* _EXTRACTED INFORMATION_:
>>>
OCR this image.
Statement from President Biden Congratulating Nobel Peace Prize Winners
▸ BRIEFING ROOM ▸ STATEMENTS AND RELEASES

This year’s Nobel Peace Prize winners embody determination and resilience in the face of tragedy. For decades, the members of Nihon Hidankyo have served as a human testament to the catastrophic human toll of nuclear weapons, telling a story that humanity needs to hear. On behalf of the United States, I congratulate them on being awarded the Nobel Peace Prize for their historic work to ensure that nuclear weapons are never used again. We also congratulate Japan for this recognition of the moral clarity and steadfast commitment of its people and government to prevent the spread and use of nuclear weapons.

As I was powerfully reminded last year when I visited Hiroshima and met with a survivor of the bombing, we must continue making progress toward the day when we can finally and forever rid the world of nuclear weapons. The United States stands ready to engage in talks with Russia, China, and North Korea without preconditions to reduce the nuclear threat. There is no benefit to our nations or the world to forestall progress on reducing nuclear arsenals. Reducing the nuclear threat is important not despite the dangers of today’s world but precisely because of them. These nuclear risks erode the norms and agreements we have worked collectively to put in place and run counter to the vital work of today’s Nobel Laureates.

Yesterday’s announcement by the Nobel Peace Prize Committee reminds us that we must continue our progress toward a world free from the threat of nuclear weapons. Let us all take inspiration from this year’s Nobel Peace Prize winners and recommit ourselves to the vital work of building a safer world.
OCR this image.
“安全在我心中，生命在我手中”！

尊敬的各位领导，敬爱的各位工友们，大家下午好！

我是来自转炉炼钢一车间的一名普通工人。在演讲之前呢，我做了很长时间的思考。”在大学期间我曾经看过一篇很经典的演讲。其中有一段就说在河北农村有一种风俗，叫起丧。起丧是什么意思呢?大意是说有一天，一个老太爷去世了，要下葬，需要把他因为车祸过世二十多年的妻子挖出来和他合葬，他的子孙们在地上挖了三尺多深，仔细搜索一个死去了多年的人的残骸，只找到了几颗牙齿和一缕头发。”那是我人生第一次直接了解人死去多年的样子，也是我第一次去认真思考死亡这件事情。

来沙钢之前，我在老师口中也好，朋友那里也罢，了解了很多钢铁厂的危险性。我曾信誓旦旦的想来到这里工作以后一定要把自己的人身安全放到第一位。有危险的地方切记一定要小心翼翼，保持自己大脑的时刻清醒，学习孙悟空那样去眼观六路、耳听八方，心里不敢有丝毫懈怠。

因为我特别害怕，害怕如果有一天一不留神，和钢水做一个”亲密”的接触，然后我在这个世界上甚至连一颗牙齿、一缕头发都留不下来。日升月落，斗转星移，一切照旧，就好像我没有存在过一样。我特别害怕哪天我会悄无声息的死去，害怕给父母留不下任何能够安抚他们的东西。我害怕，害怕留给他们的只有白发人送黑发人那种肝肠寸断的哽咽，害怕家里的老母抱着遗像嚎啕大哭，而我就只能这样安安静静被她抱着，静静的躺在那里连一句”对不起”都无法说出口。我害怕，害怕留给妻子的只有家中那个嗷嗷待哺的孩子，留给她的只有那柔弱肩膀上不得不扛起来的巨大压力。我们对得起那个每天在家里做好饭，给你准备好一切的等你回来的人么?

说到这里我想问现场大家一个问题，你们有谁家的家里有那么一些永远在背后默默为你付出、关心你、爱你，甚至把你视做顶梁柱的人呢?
<<<
Make an exact copy of every line in the data.

* _OUTPUT_:
OCR this image.
Statement from President Biden Congratulating Nobel Peace Prize Winners
▸ BRIEFING ROOM ▸ STATEMENTS AND RELEASES

This year’s Nobel Peace Prize winners embody determination and resilience in the face of tragedy. For decades, the members of Nihon Hidankyo have served as a human testament to the catastrophic human toll of nuclear weapons, telling a story that humanity needs to hear. On behalf of the United States, I congratulate them on being awarded the Nobel Peace Prize for their historic work to ensure that nuclear weapons are never used again. We also congratulate Japan for this recognition of the moral clarity and steadfast commitment of its people and government to prevent the spread and use of nuclear weapons.

As I was powerfully reminded last year when I visited Hiroshima and met with a survivor of the bombing, we must continue making progress toward the day when we can finally and forever rid the world of nuclear weapons. The United States stands ready to engage in talks with Russia, China, and North Korea without preconditions to reduce the nuclear threat. There is no benefit to our nations or the world to forestall progress on reducing nuclear arsenals. Reducing the nuclear threat is important not despite the dangers of today’s world but precisely because of them. These nuclear risks erode the norms and agreements we have worked collectively to put in place and run counter to the vital work of today’s Nobel Laureates.

Yesterday’s announcement by the Nobel Peace Prize Committee reminds us that we must continue our progress toward a world free from the threat of nuclear weapons. Let us all take inspiration from this year’s Nobel Peace Prize winners and recommit ourselves to the vital work of building a safer world.
OCR this image.
“安全在我心中，生命在我手中”！

尊敬的各位领导，敬爱的各位工友们，大家下午好！

我是来自转炉炼钢一车间的一名普通工人。在演讲之前呢，我做了很长时间的思考。”在大学期间我曾经看过一篇很经典的演讲。其中有一段就说在河北农村有一种风俗，叫起丧。起丧是什么意思呢?大意是说有一天，一个老太爷去世了，要下葬，需要把他因为车祸过世二十多年的妻子挖出来和他合葬，他的子孙们在地上挖了三尺多深，仔细搜索一个死去了多年的人的残骸，只找到了几颗牙齿和一缕头发。”那是我人生第一次直接了解人死去多年的样子，也是我第一次去认真思考死亡这件事情。

来沙钢之前，我在老师口中也好，朋友那里也罢，了解了很多钢铁厂的危险性。我曾信誓旦旦的想来到这里工作以后一定要把自己的人身安全放到第一位。有危险的地方切记一定要小心翼翼，保持自己大脑的时刻清醒，学习孙悟空那样去眼观六路、耳听八方，心里不敢有丝毫懈怠。

因为我特别害怕，害怕如果有一天一不留神，和钢水做一个”亲密”的接触，然后我在这个世界上甚至连一颗牙齿、一缕头发都留不下来。日升月落，斗转星移，一切照旧，就好像我没有存在过一样。我特别害怕哪天我会悄无声息的死去，害怕给父母留不下任何能够安抚他们的东西。我害怕，害怕留给他们的只有白发人送黑发人那种肝肠寸断的哽咽，害怕家里的老母抱着遗像嚎啕大哭，而我就只能这样安安静静被她抱着，静静的躺在那里连一句”对不起”都无法说出口。我害怕，害怕留给妻子的只有家中那个嗷嗷待哺的孩子，留给她的只有那柔弱肩膀上不得不扛起来的巨大压力。我们对得起那个每天在家里做好饭，给你准备好一切的等你回来的人么?

说到这里我想问现场大家一个问题，你们有谁家的家里有那么一些永远在背后默默为你付出、关心你、爱你，甚至把你视做顶梁柱的人呢?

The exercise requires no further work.